**What to do:**
Wherever "naktis" appears in a line, copy that line.

**Extracted data:**
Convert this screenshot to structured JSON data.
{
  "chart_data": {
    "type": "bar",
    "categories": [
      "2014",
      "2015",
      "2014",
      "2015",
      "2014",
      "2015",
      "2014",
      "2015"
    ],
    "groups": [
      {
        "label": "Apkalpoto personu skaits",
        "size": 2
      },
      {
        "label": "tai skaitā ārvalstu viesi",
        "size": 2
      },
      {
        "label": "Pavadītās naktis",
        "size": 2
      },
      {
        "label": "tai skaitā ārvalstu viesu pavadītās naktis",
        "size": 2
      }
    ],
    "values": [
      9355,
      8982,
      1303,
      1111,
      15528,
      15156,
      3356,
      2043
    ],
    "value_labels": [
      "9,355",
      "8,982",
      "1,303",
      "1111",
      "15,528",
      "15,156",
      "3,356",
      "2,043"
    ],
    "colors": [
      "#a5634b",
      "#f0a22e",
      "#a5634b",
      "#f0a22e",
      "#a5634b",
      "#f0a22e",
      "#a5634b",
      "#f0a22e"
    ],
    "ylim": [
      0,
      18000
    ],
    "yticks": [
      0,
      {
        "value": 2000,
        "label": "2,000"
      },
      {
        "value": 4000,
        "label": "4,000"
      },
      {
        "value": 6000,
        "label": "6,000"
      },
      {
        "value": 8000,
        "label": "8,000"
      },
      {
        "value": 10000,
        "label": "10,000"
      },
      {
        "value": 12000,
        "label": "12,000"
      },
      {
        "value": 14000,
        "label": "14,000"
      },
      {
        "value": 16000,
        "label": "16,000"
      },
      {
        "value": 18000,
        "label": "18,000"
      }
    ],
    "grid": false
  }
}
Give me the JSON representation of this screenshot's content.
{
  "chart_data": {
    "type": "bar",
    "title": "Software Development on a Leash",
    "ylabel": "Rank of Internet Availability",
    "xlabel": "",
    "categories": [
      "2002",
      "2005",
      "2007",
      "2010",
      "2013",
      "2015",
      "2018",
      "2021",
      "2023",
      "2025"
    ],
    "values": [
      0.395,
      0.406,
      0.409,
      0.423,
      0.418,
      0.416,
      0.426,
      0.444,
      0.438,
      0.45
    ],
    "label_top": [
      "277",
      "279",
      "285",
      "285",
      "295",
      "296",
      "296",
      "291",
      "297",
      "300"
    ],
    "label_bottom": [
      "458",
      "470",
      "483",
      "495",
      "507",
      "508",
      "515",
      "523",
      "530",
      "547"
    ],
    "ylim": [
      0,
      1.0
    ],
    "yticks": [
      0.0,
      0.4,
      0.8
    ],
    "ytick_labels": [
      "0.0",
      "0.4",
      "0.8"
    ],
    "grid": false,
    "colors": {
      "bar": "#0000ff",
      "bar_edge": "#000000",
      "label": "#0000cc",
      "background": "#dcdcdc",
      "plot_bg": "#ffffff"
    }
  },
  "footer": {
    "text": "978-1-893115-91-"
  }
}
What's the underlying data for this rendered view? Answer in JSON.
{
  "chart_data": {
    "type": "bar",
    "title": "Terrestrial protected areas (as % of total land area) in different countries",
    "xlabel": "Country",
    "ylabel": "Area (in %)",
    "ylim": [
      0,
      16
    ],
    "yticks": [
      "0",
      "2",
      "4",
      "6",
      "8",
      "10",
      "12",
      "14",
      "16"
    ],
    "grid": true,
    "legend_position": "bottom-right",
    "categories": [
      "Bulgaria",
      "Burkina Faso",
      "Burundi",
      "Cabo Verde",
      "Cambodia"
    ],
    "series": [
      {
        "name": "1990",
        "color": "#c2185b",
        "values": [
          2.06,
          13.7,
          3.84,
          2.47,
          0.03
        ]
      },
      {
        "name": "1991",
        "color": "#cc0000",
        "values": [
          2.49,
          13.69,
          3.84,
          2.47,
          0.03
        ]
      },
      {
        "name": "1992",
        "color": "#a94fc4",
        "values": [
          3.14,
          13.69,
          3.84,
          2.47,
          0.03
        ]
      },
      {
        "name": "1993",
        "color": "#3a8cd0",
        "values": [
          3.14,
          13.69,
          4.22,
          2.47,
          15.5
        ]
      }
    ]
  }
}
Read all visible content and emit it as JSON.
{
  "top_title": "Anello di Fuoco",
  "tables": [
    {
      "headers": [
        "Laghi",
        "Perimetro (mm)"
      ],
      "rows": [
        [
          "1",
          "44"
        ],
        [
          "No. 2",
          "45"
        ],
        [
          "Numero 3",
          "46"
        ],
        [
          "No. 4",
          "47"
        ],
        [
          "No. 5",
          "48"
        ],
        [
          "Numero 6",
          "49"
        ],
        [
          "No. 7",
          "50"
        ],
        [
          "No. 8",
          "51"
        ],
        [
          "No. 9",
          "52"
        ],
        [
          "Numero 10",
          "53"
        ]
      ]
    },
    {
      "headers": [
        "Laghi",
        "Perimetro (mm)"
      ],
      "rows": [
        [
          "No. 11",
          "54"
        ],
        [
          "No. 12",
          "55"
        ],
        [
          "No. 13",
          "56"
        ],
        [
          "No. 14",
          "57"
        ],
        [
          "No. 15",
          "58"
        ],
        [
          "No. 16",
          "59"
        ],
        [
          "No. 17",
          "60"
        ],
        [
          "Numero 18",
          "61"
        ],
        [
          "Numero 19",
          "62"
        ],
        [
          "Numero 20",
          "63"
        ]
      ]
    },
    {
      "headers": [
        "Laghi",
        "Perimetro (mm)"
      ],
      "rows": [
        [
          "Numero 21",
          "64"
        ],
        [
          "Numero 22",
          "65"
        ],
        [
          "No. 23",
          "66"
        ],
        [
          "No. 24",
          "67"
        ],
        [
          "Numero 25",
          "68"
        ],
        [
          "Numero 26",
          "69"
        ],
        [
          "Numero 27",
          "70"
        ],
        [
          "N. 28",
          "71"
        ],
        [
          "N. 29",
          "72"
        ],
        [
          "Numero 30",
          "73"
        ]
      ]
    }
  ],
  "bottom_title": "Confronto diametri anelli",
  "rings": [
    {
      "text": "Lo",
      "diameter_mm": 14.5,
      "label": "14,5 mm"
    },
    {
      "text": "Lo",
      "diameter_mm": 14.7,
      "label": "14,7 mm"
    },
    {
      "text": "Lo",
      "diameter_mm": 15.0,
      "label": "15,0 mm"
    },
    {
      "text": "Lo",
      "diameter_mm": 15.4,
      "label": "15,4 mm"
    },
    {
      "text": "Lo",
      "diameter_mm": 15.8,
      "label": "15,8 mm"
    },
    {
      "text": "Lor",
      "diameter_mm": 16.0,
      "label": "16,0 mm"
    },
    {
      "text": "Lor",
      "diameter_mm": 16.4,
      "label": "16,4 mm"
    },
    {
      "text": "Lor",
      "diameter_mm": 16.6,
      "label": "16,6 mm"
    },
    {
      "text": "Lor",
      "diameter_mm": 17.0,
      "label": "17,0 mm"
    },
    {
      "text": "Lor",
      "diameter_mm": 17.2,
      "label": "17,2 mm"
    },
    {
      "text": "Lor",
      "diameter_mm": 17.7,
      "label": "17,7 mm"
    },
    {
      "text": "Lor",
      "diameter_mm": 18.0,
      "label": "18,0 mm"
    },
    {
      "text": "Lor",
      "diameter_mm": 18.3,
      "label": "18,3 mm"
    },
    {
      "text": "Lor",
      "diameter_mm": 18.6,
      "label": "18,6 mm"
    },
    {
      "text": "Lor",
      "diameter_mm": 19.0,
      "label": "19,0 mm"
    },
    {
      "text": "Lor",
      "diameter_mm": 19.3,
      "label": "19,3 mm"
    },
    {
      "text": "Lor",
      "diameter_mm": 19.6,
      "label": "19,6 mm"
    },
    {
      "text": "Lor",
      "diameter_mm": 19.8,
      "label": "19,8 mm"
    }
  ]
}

**Written answer:**
        "label": "Pavadītās naktis",
        "label": "tai skaitā ārvalstu viesu pavadītās naktis",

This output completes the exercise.